Exercise: Copy all lines below containing "selected".

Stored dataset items
┌──
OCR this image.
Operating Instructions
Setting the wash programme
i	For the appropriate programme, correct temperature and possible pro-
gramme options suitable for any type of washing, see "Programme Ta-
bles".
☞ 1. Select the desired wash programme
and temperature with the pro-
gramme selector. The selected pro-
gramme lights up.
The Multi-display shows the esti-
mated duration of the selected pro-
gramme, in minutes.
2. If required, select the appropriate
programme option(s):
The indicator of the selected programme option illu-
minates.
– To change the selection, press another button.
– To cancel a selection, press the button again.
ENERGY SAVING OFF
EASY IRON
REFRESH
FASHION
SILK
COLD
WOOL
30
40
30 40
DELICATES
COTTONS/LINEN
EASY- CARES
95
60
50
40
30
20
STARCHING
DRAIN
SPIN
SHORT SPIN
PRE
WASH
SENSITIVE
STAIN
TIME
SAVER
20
└──
┌──
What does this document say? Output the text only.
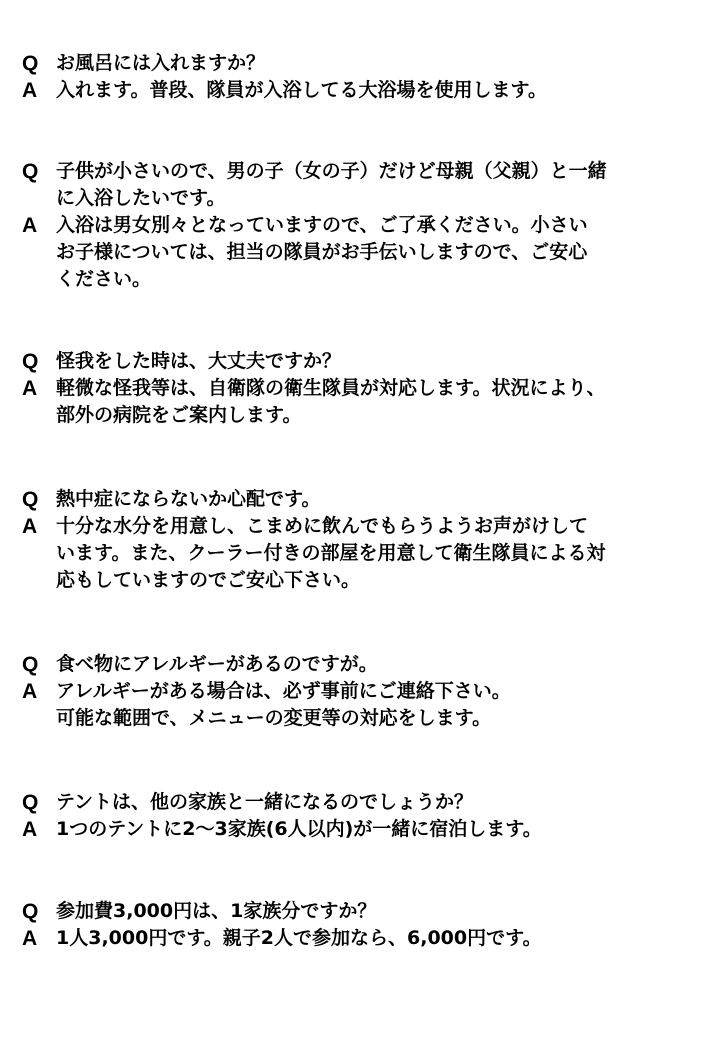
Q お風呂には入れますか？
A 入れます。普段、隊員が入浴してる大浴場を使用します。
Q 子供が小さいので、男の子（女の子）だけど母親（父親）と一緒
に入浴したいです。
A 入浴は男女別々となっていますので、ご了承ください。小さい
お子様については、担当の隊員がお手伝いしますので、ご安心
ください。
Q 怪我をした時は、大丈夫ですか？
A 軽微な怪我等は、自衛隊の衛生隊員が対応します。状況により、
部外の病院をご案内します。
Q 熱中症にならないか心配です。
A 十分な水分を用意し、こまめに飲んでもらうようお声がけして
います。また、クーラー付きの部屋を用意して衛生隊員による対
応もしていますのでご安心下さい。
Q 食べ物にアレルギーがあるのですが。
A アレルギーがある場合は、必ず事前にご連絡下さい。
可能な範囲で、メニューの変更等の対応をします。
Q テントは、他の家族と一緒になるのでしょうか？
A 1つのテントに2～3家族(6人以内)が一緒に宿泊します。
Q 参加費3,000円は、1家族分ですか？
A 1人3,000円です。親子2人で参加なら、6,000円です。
└──
┌──
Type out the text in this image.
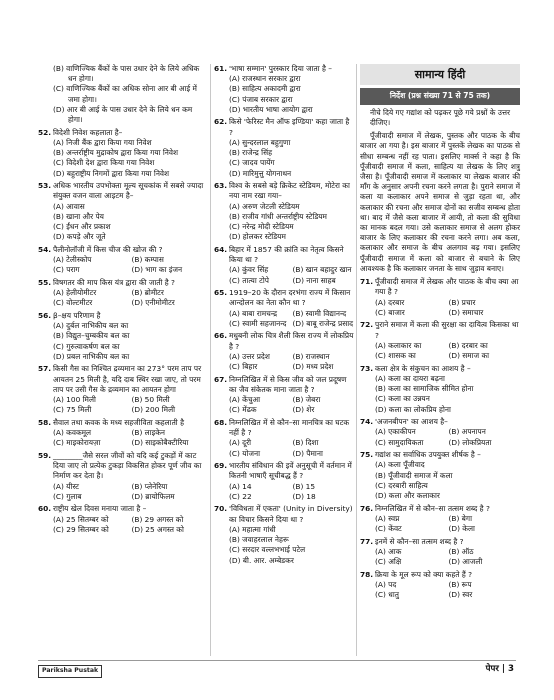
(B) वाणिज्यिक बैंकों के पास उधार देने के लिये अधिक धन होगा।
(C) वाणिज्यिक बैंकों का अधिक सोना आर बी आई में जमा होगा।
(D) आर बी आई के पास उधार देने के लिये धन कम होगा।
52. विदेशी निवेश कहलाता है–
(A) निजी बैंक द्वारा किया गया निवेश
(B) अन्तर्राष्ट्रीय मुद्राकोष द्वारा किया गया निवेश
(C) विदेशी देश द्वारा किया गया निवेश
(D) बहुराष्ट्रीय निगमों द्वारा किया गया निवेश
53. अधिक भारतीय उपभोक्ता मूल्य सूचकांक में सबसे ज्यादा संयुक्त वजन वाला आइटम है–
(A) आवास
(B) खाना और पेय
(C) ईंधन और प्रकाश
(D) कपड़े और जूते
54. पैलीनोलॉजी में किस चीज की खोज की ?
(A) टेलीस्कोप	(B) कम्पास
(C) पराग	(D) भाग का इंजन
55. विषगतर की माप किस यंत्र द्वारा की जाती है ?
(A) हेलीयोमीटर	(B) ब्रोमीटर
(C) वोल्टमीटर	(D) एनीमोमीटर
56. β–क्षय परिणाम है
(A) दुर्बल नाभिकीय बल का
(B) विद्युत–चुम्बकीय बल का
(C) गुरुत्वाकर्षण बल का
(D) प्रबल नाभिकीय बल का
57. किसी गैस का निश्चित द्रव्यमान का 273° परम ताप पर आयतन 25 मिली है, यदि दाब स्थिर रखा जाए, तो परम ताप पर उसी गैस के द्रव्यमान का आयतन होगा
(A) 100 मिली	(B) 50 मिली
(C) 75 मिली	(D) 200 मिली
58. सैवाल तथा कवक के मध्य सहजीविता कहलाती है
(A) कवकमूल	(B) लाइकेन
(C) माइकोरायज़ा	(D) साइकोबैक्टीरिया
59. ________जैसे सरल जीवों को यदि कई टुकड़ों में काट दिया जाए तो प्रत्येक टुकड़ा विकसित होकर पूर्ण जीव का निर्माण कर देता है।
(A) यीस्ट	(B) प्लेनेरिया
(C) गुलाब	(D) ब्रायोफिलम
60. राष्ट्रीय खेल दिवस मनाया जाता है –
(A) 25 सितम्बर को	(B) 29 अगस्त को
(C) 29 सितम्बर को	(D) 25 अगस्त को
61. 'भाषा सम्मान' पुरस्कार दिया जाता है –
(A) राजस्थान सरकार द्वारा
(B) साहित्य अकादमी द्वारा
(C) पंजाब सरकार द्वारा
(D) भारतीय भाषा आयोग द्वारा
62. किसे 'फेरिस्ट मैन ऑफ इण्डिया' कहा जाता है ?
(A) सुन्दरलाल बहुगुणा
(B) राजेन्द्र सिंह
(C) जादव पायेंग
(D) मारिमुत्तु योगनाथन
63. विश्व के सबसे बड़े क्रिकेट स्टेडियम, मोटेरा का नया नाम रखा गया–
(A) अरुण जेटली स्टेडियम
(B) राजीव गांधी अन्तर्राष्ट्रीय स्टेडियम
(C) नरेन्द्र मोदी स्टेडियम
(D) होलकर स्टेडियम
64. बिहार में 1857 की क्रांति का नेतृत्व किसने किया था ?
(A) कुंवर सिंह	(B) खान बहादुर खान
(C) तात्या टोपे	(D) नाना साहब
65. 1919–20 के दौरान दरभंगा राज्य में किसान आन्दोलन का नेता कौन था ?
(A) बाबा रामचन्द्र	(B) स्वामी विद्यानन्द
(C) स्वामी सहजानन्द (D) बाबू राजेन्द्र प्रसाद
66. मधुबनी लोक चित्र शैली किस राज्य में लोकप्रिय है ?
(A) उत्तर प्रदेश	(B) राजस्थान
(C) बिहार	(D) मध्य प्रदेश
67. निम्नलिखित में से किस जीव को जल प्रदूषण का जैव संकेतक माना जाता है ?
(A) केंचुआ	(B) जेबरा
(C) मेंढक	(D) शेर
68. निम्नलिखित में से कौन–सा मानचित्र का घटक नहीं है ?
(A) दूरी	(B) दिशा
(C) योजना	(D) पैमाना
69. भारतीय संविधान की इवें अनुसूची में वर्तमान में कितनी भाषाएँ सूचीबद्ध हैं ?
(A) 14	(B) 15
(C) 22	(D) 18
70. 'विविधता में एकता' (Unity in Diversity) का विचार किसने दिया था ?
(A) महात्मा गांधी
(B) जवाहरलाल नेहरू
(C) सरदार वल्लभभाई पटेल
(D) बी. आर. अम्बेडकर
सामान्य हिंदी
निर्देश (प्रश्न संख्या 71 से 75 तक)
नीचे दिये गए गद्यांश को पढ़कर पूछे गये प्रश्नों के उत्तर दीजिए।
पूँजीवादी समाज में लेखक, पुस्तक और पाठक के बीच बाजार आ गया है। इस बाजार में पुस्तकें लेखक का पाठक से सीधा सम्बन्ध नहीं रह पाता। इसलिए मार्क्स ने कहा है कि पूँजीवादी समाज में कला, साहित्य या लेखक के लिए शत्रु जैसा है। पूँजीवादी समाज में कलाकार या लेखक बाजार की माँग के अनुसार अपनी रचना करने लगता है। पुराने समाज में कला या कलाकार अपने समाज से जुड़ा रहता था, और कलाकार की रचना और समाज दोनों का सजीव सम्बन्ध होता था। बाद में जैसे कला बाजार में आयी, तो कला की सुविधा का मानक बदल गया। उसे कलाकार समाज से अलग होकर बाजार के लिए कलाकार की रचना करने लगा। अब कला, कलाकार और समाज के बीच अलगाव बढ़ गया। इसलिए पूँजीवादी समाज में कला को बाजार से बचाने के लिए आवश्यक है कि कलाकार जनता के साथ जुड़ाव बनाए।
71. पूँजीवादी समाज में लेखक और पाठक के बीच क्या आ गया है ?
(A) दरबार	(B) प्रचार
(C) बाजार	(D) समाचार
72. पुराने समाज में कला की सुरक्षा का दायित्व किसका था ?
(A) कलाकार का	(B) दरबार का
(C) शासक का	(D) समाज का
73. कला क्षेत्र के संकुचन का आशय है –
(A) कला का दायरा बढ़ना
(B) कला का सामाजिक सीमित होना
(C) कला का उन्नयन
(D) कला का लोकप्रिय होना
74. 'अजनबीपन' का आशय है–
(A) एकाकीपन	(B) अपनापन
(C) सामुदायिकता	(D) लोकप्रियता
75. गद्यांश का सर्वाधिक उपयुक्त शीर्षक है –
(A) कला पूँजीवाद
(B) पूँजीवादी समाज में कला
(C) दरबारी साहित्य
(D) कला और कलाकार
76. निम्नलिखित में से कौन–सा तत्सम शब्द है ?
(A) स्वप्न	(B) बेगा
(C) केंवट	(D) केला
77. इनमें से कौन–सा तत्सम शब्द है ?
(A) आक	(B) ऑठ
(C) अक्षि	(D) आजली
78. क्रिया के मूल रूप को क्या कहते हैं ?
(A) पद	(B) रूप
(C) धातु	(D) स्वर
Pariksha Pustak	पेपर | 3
└──
Response:
gramme selector. The selected pro-
mated duration of the selected pro-
The indicator of the selected programme option illu-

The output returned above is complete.